-------- EXERCISE MATERIAL

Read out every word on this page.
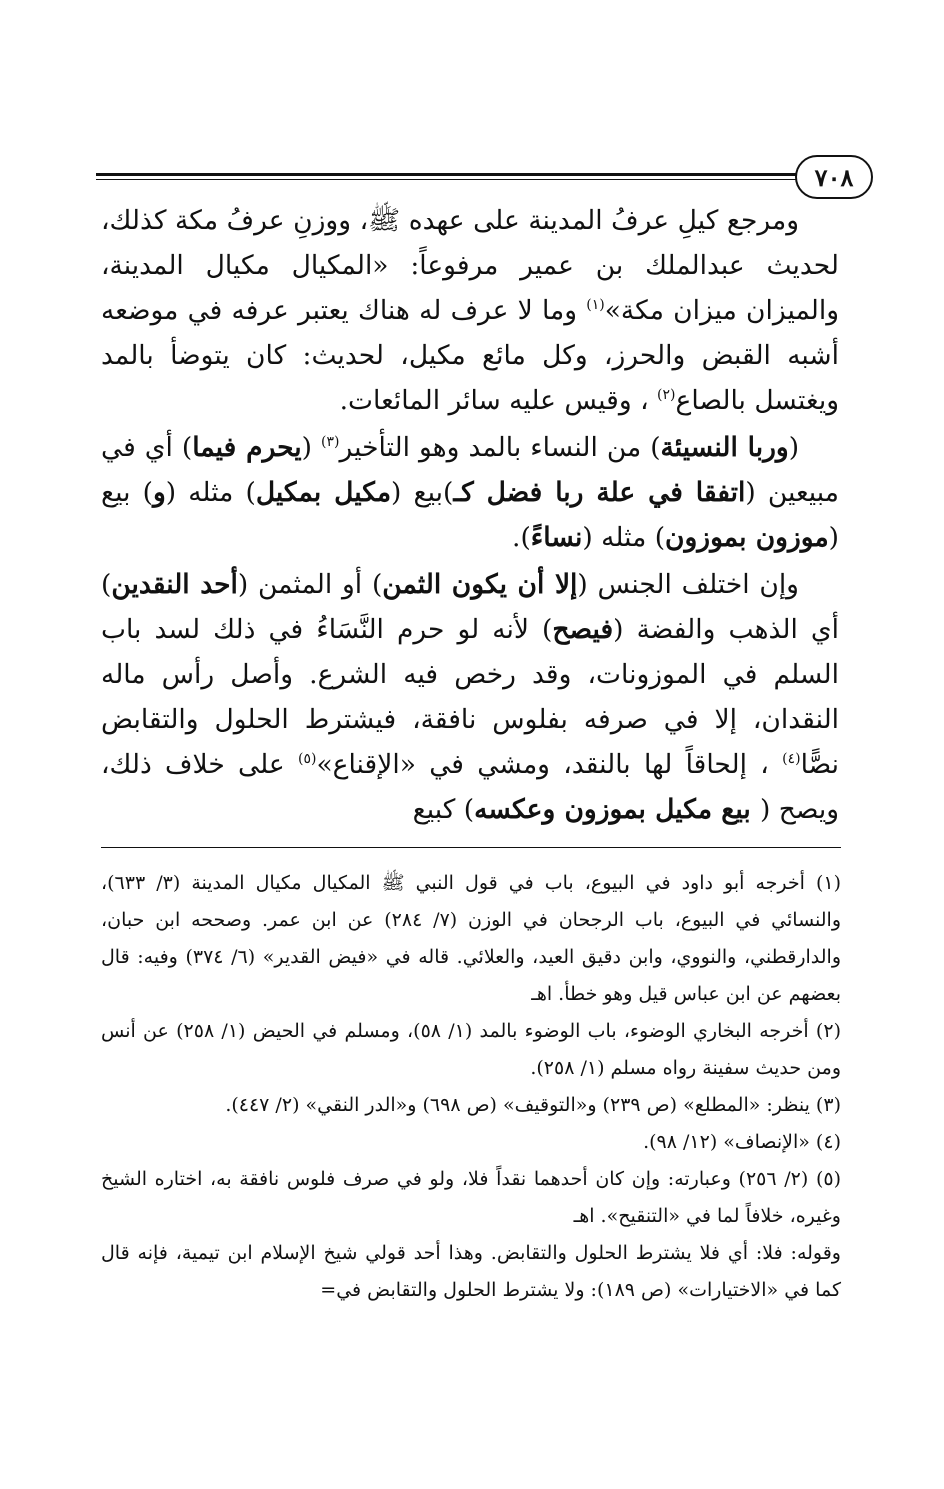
٧٠٨

ومرجع كيلِ عرفُ المدينة على عهده ﷺ، ووزنِ عرفُ مكة كذلك، لحديث عبدالملك بن عمير مرفوعاً: «المكيال مكيال المدينة، والميزان ميزان مكة»$^{(١)}$ وما لا عرف له هناك يعتبر عرفه في موضعه أشبه القبض والحرز، وكل مائع مكيل، لحديث: كان يتوضأ بالمد ويغتسل بالصاع$^{(٢)}$ ، وقيس عليه سائر المائعات.

(وربا النسيئة) من النساء بالمد وهو التأخير$^{(٣)}$ (يحرم فيما) أي في مبيعين (اتفقا في علة ربا فضل كـ)بيع (مكيل بمكيل) مثله (و) بيع (موزون بموزون) مثله (نساءً).

وإن اختلف الجنس (إلا أن يكون الثمن) أو المثمن (أحد النقدين) أي الذهب والفضة (فيصح) لأنه لو حرم النَّسَاءُ في ذلك لسد باب السلم في الموزونات، وقد رخص فيه الشرع. وأصل رأس ماله النقدان، إلا في صرفه بفلوس نافقة، فيشترط الحلول والتقابض نصًّا$^{(٤)}$ ، إلحاقاً لها بالنقد، ومشي في «الإقناع»$^{(٥)}$ على خلاف ذلك، ويصح ( بيع مكيل بموزون وعكسه) كبيع

(١) أخرجه أبو داود في البيوع، باب في قول النبي ﷺ المكيال مكيال المدينة (٣/ ٦٣٣)، والنسائي في البيوع، باب الرجحان في الوزن (٧/ ٢٨٤) عن ابن عمر. وصححه ابن حبان، والدارقطني، والنووي، وابن دقيق العيد، والعلائي. قاله في «فيض القدير» (٦/ ٣٧٤) وفيه: قال بعضهم عن ابن عباس قيل وهو خطأ. اهـ

(٢) أخرجه البخاري الوضوء، باب الوضوء بالمد (١/ ٥٨)، ومسلم في الحيض (١/ ٢٥٨) عن أنس ومن حديث سفينة رواه مسلم (١/ ٢٥٨).

(٣) ينظر: «المطلع» (ص ٢٣٩) و«التوقيف» (ص ٦٩٨) و«الدر النقي» (٢/ ٤٤٧).

(٤) «الإنصاف» (١٢/ ٩٨).

(٥) (٢/ ٢٥٦) وعبارته: وإن كان أحدهما نقداً فلا، ولو في صرف فلوس نافقة به، اختاره الشيخ وغيره، خلافاً لما في «التنقيح». اهـ

وقوله: فلا: أي فلا يشترط الحلول والتقابض. وهذا أحد قولي شيخ الإسلام ابن تيمية، فإنه قال كما في «الاختيارات» (ص ١٨٩): ولا يشترط الحلول والتقابض في=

----------------

Without including any pictures, print each record exactly.

Read out every word on this page.
٧٠٨

ومرجع كيلِ عرفُ المدينة على عهده ﷺ، ووزنِ عرفُ مكة كذلك، لحديث عبدالملك بن عمير مرفوعاً: «المكيال مكيال المدينة، والميزان ميزان مكة»$^{(١)}$ وما لا عرف له هناك يعتبر عرفه في موضعه أشبه القبض والحرز، وكل مائع مكيل، لحديث: كان يتوضأ بالمد ويغتسل بالصاع$^{(٢)}$ ، وقيس عليه سائر المائعات.

(وربا النسيئة) من النساء بالمد وهو التأخير$^{(٣)}$ (يحرم فيما) أي في مبيعين (اتفقا في علة ربا فضل كـ)بيع (مكيل بمكيل) مثله (و) بيع (موزون بموزون) مثله (نساءً).

وإن اختلف الجنس (إلا أن يكون الثمن) أو المثمن (أحد النقدين) أي الذهب والفضة (فيصح) لأنه لو حرم النَّسَاءُ في ذلك لسد باب السلم في الموزونات، وقد رخص فيه الشرع. وأصل رأس ماله النقدان، إلا في صرفه بفلوس نافقة، فيشترط الحلول والتقابض نصًّا$^{(٤)}$ ، إلحاقاً لها بالنقد، ومشي في «الإقناع»$^{(٥)}$ على خلاف ذلك، ويصح ( بيع مكيل بموزون وعكسه) كبيع

(١) أخرجه أبو داود في البيوع، باب في قول النبي ﷺ المكيال مكيال المدينة (٣/ ٦٣٣)، والنسائي في البيوع، باب الرجحان في الوزن (٧/ ٢٨٤) عن ابن عمر. وصححه ابن حبان، والدارقطني، والنووي، وابن دقيق العيد، والعلائي. قاله في «فيض القدير» (٦/ ٣٧٤) وفيه: قال بعضهم عن ابن عباس قيل وهو خطأ. اهـ

(٢) أخرجه البخاري الوضوء، باب الوضوء بالمد (١/ ٥٨)، ومسلم في الحيض (١/ ٢٥٨) عن أنس ومن حديث سفينة رواه مسلم (١/ ٢٥٨).

(٣) ينظر: «المطلع» (ص ٢٣٩) و«التوقيف» (ص ٦٩٨) و«الدر النقي» (٢/ ٤٤٧).

(٤) «الإنصاف» (١٢/ ٩٨).

(٥) (٢/ ٢٥٦) وعبارته: وإن كان أحدهما نقداً فلا، ولو في صرف فلوس نافقة به، اختاره الشيخ وغيره، خلافاً لما في «التنقيح». اهـ

وقوله: فلا: أي فلا يشترط الحلول والتقابض. وهذا أحد قولي شيخ الإسلام ابن تيمية، فإنه قال كما في «الاختيارات» (ص ١٨٩): ولا يشترط الحلول والتقابض في=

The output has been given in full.